_EXERCISE DETAILS_
Extend the article on working safely from home during the pandemic, starting right after its final sentence.

_TEXT FOR ANALYSIS_

□ □ □ □ □

Working Safely From Home - A Labour Day Special

Published on 30 Apr 2020 | Updated on 23 Jun 2022

OVERVIEW

Medical laboratories are not the only places where important experiments and trials are currently taking place. In many homes around the world, an experiment in telecommuting is happening on a massive scale. A survey by the Massachusetts Institute of Technology found that 34% of Americans who had previously worked from the office reported that they were telecommuting by early-April 2020 due to the pandemic.

 


Photo Credit: The New York Times

Similarly, the commencement of circuit breaker measures in Singapore on 7 April 2020 means that organisations and enterprises have also had to make arrangements that allow their employees to work from home in order to minimise the spread of COVID-19. With all non-essential businesses suspending operations at their workplaces, the increase in the proportion of the workforce working from home is exponential.

The transitional arrangements have often come at the expense of security and privacy. On 8 April, during an online geography lesson conducted on teleconferencing application Zoom as part of the Ministry of Education’s (MOE) Home-Based Learning (HBL) initiative, hackers hijacked the session, which was not password-protected. The hackers sent a class of secondary school students obscene pictures and lewd messages. This incident prompted MOE to suspend the use of Zoom for HBL, although they have since lifted the suspension after incorporating new security measures.

From the cybersecurity perspective, this shift to remote working opens up and widens attack surfaces at three levels:

At the Corporate Level

Many companies may be implementing remote work policies for the first time. Others may already have remote working arrangements in place, but never on such a large scale. The short lead-time to migrate the workforce to a telecommuting environment amidst a pandemic gave companies little time to stress test the infrastructure, devices and processes with holistic cybersecurity considerations.

□ □ □ □ □

_DATA LISTING_
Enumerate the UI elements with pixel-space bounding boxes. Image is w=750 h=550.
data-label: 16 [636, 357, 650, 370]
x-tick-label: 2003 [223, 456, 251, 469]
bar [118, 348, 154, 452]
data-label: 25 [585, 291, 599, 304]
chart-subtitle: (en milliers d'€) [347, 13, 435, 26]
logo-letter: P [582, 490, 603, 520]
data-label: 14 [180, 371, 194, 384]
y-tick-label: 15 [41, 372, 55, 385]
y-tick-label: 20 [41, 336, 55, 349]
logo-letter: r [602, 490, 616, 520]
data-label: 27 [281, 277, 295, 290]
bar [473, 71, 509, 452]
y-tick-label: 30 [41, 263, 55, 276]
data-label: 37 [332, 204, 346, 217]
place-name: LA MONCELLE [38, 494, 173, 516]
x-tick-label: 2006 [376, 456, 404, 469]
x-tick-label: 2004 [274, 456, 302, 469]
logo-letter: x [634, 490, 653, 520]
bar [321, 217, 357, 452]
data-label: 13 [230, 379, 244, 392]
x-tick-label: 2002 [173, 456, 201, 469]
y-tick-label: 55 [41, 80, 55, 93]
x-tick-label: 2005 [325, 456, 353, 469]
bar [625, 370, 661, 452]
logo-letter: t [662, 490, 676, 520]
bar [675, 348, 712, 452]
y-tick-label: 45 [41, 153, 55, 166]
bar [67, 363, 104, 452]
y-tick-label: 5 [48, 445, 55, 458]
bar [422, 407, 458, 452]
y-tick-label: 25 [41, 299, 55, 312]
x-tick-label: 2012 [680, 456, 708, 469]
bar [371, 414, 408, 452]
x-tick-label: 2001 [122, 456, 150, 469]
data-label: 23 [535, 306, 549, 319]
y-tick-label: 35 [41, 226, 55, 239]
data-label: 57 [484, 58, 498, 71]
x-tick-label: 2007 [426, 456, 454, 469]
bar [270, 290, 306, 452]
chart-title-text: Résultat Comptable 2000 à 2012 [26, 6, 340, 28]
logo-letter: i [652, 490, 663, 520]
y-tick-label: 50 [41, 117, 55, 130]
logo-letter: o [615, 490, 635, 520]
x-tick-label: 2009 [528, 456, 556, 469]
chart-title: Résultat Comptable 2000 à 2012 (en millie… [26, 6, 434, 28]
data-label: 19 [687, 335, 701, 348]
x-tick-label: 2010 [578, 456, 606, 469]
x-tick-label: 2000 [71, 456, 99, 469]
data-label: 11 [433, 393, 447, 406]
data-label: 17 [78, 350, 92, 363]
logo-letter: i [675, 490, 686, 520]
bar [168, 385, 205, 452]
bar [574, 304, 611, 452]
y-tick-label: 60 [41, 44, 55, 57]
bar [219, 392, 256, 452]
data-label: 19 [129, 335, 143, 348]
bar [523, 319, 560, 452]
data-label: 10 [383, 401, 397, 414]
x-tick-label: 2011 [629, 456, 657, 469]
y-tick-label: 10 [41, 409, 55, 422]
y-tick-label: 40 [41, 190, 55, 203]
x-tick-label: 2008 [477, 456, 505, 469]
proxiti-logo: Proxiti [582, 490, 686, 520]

□ □ □ □ □

_RESPONSE TO THIS TASK_
At the Individual Level

Telecommuting may be a new concept to many employees as well. Many of them may be using virtual private networks (VPNs) and participating in teleconferences for the first time. They may not yet have internalised certain habits of cyber hygiene – the need to use strong passwords, encrypt sensitive documents and use multi-factor authentication.

At the Threat Actor Level

There are cyber threat actors that have targeted remote working tools for years, and are very good at what they do. Global mass adoption of telecommuting during this period has vastly increased cyber threat actors’ pool of potential targets. Besides exploiting vulnerabilities inherent in remote access tools such as VPN clients, they may attempt to phish for login credentials to achieve their objectives. 

Wherein the Danger?

Broadly, threat actors carry out malicious activities against telecommuters during the pandemic by exploiting vulnerabilities at two levels:

At the Infrastructure Level

Applications that facilitate telecommuting and remote collaboration have skyrocketed in popularity in the wake of the pandemic. However, these may contain vulnerabilities that malicious actors can exploit to sneak into password-protected meetings, or take over accounts to steal information.

Moreover, with the exponential increase in the proportion of the workforce working from home, the attack surface has expanded, especially when home networks are usually less secured than corporate networks. In other words, the pandemic has increased organisations’ exposure to hacking attempts through their employees who are working from home.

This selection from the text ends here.